* [GIVEN REQUEST]:
How many lines of the data include the string "only"? State the number and nothing else.
-- INPUT MATERIAL start --
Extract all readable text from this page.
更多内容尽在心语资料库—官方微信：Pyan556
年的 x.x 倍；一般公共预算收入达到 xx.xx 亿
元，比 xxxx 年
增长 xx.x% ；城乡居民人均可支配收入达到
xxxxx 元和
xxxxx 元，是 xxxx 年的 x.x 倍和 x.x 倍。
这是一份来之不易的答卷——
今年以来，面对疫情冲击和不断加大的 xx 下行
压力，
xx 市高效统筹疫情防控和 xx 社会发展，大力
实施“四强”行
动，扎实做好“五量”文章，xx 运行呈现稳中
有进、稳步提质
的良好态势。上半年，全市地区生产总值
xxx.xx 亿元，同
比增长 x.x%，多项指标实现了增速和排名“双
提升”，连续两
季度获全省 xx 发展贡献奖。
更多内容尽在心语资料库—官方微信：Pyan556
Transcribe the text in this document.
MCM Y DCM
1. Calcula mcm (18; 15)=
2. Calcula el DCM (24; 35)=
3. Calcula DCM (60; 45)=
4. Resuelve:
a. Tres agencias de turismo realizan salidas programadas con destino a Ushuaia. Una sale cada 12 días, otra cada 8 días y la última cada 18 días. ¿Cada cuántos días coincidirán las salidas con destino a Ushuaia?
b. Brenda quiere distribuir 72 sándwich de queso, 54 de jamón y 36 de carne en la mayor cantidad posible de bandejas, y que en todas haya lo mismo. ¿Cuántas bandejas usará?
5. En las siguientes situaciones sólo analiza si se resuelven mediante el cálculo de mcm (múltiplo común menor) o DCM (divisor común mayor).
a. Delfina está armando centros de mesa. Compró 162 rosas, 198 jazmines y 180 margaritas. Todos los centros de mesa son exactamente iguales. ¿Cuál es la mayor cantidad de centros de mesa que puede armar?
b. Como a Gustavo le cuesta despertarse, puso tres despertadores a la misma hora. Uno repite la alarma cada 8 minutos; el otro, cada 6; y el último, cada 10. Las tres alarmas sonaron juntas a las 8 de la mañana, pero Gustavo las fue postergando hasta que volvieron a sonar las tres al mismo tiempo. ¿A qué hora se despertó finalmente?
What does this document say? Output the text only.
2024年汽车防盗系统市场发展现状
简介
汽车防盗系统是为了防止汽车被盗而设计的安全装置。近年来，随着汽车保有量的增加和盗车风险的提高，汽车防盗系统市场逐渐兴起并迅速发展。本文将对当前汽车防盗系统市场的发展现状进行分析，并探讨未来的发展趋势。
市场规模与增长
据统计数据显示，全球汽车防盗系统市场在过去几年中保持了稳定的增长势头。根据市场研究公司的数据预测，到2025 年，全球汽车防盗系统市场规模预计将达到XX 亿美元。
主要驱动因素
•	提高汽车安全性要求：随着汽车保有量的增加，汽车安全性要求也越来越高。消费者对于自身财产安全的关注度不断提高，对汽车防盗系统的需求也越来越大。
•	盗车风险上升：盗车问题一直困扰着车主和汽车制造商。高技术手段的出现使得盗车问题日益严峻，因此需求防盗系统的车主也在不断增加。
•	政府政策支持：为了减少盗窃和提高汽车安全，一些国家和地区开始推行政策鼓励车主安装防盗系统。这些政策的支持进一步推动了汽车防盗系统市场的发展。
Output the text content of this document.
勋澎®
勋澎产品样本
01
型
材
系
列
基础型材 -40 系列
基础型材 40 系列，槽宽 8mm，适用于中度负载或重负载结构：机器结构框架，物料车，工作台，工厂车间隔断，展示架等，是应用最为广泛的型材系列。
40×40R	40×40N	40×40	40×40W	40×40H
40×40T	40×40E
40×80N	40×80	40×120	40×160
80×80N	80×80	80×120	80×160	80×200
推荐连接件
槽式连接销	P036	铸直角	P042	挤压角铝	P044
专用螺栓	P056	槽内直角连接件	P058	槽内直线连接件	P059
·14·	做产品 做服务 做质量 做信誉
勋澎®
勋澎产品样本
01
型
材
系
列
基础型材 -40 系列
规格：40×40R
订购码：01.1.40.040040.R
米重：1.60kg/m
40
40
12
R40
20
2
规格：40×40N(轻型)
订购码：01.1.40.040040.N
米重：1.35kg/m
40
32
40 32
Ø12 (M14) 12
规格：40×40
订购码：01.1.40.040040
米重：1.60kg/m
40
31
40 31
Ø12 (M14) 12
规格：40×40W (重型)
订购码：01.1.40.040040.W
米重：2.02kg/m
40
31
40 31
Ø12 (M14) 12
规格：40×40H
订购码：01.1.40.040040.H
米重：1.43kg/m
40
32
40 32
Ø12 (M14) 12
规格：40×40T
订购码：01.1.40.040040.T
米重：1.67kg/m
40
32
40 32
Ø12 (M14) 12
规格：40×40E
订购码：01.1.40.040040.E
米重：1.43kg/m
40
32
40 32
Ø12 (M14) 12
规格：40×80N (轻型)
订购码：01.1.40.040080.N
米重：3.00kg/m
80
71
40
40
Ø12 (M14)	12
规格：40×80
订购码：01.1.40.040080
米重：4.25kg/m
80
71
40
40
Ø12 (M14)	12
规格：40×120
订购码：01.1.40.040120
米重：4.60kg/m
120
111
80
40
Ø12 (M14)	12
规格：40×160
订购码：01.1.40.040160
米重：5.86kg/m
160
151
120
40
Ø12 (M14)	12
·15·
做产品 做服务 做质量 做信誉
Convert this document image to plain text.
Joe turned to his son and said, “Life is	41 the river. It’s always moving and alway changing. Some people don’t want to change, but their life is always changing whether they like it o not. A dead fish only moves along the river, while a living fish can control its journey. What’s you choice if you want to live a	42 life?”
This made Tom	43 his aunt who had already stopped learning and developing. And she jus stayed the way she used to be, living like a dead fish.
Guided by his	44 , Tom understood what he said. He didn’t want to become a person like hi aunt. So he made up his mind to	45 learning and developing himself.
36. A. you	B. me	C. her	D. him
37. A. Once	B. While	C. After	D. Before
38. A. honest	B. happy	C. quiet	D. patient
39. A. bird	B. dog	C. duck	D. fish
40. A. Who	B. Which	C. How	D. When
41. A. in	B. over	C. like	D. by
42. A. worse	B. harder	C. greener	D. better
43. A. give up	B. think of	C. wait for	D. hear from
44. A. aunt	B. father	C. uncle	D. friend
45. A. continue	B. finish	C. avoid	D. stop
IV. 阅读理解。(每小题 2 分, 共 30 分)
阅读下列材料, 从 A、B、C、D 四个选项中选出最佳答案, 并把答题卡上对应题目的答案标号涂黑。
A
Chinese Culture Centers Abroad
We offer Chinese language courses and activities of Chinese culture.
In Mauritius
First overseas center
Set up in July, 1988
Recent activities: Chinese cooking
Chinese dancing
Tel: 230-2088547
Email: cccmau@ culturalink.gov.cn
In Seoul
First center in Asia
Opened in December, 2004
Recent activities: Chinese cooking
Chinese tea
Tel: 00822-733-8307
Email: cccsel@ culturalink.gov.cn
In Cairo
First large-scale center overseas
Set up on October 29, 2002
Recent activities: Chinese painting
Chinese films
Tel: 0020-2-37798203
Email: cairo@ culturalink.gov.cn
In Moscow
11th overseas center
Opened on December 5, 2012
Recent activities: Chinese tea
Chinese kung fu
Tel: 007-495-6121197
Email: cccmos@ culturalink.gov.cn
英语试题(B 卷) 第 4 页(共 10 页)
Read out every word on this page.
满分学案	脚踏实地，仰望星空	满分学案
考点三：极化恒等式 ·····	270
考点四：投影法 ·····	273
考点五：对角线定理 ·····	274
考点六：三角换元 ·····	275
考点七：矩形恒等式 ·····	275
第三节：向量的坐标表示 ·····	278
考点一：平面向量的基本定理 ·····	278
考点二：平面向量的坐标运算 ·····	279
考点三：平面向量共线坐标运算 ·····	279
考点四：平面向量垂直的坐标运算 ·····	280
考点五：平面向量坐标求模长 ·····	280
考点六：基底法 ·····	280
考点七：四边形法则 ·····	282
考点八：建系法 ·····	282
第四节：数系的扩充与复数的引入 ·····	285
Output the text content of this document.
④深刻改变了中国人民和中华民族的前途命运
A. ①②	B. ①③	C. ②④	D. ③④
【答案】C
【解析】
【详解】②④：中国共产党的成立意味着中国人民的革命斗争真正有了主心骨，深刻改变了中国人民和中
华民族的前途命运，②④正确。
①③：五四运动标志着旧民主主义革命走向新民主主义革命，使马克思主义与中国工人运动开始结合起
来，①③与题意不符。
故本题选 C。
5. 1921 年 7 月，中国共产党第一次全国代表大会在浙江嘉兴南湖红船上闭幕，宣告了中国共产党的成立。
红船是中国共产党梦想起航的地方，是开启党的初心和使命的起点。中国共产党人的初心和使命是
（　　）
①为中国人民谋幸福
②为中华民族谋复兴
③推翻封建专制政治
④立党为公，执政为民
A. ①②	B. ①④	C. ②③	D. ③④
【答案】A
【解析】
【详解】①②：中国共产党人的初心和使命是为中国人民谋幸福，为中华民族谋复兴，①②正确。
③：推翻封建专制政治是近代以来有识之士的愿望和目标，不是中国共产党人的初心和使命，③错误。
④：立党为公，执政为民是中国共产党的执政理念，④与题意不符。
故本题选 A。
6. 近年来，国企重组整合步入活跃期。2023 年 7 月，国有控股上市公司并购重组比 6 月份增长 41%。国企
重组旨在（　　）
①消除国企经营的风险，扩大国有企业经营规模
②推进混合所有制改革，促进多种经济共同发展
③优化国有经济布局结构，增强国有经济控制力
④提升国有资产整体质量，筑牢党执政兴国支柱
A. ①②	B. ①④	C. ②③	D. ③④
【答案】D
-- INPUT MATERIAL end --
* [THE RESPONSE]:
2